◆ **What you should do**: Print the whole listing exactly.

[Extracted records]

___

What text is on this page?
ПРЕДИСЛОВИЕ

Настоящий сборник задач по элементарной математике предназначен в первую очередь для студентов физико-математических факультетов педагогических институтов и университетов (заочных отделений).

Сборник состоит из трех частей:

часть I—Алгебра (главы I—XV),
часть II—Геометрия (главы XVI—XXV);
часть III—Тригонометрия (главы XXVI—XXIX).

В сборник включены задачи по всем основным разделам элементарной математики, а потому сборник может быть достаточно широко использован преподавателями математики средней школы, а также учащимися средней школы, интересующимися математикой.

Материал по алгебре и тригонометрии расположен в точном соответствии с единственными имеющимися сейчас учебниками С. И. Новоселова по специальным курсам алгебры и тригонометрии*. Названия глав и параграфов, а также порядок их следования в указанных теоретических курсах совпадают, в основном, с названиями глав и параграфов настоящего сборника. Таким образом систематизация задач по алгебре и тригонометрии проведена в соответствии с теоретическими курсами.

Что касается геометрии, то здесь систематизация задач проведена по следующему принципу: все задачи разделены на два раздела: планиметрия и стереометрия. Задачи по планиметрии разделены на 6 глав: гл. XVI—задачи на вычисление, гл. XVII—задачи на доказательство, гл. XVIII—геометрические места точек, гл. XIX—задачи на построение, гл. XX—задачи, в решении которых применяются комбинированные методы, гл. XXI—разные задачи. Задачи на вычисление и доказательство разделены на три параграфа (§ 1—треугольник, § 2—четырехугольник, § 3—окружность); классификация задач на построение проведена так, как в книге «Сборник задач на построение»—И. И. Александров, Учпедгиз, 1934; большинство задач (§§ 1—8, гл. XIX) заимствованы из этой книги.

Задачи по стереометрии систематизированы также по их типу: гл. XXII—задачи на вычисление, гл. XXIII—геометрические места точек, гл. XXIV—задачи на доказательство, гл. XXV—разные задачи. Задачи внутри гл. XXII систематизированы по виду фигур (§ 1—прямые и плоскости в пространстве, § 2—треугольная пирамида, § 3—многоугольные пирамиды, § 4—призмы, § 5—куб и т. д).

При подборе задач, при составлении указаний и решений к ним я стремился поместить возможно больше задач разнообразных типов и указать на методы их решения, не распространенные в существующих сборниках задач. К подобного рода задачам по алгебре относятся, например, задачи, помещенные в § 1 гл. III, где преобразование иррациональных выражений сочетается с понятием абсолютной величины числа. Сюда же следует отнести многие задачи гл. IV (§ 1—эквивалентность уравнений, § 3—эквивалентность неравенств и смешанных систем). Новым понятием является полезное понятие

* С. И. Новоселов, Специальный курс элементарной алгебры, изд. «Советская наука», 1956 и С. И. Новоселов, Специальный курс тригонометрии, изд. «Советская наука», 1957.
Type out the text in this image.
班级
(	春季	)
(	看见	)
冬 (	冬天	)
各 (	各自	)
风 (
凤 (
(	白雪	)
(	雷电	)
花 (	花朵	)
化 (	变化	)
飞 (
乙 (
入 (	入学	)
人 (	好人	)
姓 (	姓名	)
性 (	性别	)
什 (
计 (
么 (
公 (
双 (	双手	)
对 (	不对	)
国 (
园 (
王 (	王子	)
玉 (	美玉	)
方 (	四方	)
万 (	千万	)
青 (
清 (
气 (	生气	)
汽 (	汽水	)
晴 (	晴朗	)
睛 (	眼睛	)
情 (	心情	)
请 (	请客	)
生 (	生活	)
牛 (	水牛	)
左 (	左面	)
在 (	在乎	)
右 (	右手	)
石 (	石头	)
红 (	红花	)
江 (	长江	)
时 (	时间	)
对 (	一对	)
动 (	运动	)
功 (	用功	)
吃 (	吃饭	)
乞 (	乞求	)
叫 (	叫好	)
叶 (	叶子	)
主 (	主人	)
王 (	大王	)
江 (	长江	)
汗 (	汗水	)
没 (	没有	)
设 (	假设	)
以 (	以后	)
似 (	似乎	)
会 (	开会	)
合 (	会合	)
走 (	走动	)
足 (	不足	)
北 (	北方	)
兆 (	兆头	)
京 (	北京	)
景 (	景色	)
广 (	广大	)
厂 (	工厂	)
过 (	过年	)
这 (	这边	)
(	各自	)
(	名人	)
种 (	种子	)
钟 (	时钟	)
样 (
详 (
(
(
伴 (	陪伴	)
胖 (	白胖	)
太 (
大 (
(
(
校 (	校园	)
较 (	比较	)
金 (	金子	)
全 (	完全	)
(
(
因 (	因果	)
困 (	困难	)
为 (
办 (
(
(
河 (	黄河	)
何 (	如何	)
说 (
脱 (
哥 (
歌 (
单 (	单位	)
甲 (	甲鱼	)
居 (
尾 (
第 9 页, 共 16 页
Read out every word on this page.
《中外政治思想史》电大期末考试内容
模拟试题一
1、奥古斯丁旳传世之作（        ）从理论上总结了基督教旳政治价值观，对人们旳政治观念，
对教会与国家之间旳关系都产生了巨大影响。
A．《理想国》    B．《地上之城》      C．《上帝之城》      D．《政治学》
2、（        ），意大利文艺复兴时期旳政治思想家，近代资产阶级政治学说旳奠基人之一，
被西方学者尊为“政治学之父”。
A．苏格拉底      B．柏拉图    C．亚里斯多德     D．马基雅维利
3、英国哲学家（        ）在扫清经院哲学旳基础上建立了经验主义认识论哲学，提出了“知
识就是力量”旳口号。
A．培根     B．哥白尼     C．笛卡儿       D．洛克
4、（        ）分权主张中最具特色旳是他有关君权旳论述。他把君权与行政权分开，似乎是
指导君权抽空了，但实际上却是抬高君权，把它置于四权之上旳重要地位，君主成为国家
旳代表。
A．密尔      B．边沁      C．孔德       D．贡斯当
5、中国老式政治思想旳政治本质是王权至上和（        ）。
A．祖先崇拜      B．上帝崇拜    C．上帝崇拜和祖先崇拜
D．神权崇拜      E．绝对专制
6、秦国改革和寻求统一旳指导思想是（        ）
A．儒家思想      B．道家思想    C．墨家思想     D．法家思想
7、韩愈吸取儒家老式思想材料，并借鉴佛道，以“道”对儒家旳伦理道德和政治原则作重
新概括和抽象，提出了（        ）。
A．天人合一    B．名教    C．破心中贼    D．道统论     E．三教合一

___

◆ **Problem solution**:
What text is on this page?
ПРЕДИСЛОВИЕ

Настоящий сборник задач по элементарной математике предназначен в первую очередь для студентов физико-математических факультетов педагогических институтов и университетов (заочных отделений).

Сборник состоит из трех частей:

часть I—Алгебра (главы I—XV),
часть II—Геометрия (главы XVI—XXV);
часть III—Тригонометрия (главы XXVI—XXIX).

В сборник включены задачи по всем основным разделам элементарной математики, а потому сборник может быть достаточно широко использован преподавателями математики средней школы, а также учащимися средней школы, интересующимися математикой.

Материал по алгебре и тригонометрии расположен в точном соответствии с единственными имеющимися сейчас учебниками С. И. Новоселова по специальным курсам алгебры и тригонометрии*. Названия глав и параграфов, а также порядок их следования в указанных теоретических курсах совпадают, в основном, с названиями глав и параграфов настоящего сборника. Таким образом систематизация задач по алгебре и тригонометрии проведена в соответствии с теоретическими курсами.

Что касается геометрии, то здесь систематизация задач проведена по следующему принципу: все задачи разделены на два раздела: планиметрия и стереометрия. Задачи по планиметрии разделены на 6 глав: гл. XVI—задачи на вычисление, гл. XVII—задачи на доказательство, гл. XVIII—геометрические места точек, гл. XIX—задачи на построение, гл. XX—задачи, в решении которых применяются комбинированные методы, гл. XXI—разные задачи. Задачи на вычисление и доказательство разделены на три параграфа (§ 1—треугольник, § 2—четырехугольник, § 3—окружность); классификация задач на построение проведена так, как в книге «Сборник задач на построение»—И. И. Александров, Учпедгиз, 1934; большинство задач (§§ 1—8, гл. XIX) заимствованы из этой книги.

Задачи по стереометрии систематизированы также по их типу: гл. XXII—задачи на вычисление, гл. XXIII—геометрические места точек, гл. XXIV—задачи на доказательство, гл. XXV—разные задачи. Задачи внутри гл. XXII систематизированы по виду фигур (§ 1—прямые и плоскости в пространстве, § 2—треугольная пирамида, § 3—многоугольные пирамиды, § 4—призмы, § 5—куб и т. д).

При подборе задач, при составлении указаний и решений к ним я стремился поместить возможно больше задач разнообразных типов и указать на методы их решения, не распространенные в существующих сборниках задач. К подобного рода задачам по алгебре относятся, например, задачи, помещенные в § 1 гл. III, где преобразование иррациональных выражений сочетается с понятием абсолютной величины числа. Сюда же следует отнести многие задачи гл. IV (§ 1—эквивалентность уравнений, § 3—эквивалентность неравенств и смешанных систем). Новым понятием является полезное понятие

* С. И. Новоселов, Специальный курс элементарной алгебры, изд. «Советская наука», 1956 и С. И. Новоселов, Специальный курс тригонометрии, изд. «Советская наука», 1957.
Type out the text in this image.
班级
(	春季	)
(	看见	)
冬 (	冬天	)
各 (	各自	)
风 (
凤 (
(	白雪	)
(	雷电	)
花 (	花朵	)
化 (	变化	)
飞 (
乙 (
入 (	入学	)
人 (	好人	)
姓 (	姓名	)
性 (	性别	)
什 (
计 (
么 (
公 (
双 (	双手	)
对 (	不对	)
国 (
园 (
王 (	王子	)
玉 (	美玉	)
方 (	四方	)
万 (	千万	)
青 (
清 (
气 (	生气	)
汽 (	汽水	)
晴 (	晴朗	)
睛 (	眼睛	)
情 (	心情	)
请 (	请客	)
生 (	生活	)
牛 (	水牛	)
左 (	左面	)
在 (	在乎	)
右 (	右手	)
石 (	石头	)
红 (	红花	)
江 (	长江	)
时 (	时间	)
对 (	一对	)
动 (	运动	)
功 (	用功	)
吃 (	吃饭	)
乞 (	乞求	)
叫 (	叫好	)
叶 (	叶子	)
主 (	主人	)
王 (	大王	)
江 (	长江	)
汗 (	汗水	)
没 (	没有	)
设 (	假设	)
以 (	以后	)
似 (	似乎	)
会 (	开会	)
合 (	会合	)
走 (	走动	)
足 (	不足	)
北 (	北方	)
兆 (	兆头	)
京 (	北京	)
景 (	景色	)
广 (	广大	)
厂 (	工厂	)
过 (	过年	)
这 (	这边	)
(	各自	)
(	名人	)
种 (	种子	)
钟 (	时钟	)
样 (
详 (
(
(
伴 (	陪伴	)
胖 (	白胖	)
太 (
大 (
(
(
校 (	校园	)
较 (	比较	)
金 (	金子	)
全 (	完全	)
(
(
因 (	因果	)
困 (	困难	)
为 (
办 (
(
(
河 (	黄河	)
何 (	如何	)
说 (
脱 (
哥 (
歌 (
单 (	单位	)
甲 (	甲鱼	)
居 (
尾 (
第 9 页, 共 16 页
Read out every word on this page.
《中外政治思想史》电大期末考试内容
模拟试题一
1、奥古斯丁旳传世之作（        ）从理论上总结了基督教旳政治价值观，对人们旳政治观念，
对教会与国家之间旳关系都产生了巨大影响。
A．《理想国》    B．《地上之城》      C．《上帝之城》      D．《政治学》
2、（        ），意大利文艺复兴时期旳政治思想家，近代资产阶级政治学说旳奠基人之一，
被西方学者尊为“政治学之父”。
A．苏格拉底      B．柏拉图    C．亚里斯多德     D．马基雅维利
3、英国哲学家（        ）在扫清经院哲学旳基础上建立了经验主义认识论哲学，提出了“知
识就是力量”旳口号。
A．培根     B．哥白尼     C．笛卡儿       D．洛克
4、（        ）分权主张中最具特色旳是他有关君权旳论述。他把君权与行政权分开，似乎是
指导君权抽空了，但实际上却是抬高君权，把它置于四权之上旳重要地位，君主成为国家
旳代表。
A．密尔      B．边沁      C．孔德       D．贡斯当
5、中国老式政治思想旳政治本质是王权至上和（        ）。
A．祖先崇拜      B．上帝崇拜    C．上帝崇拜和祖先崇拜
D．神权崇拜      E．绝对专制
6、秦国改革和寻求统一旳指导思想是（        ）
A．儒家思想      B．道家思想    C．墨家思想     D．法家思想
7、韩愈吸取儒家老式思想材料，并借鉴佛道，以“道”对儒家旳伦理道德和政治原则作重
新概括和抽象，提出了（        ）。
A．天人合一    B．名教    C．破心中贼    D．道统论     E．三教合一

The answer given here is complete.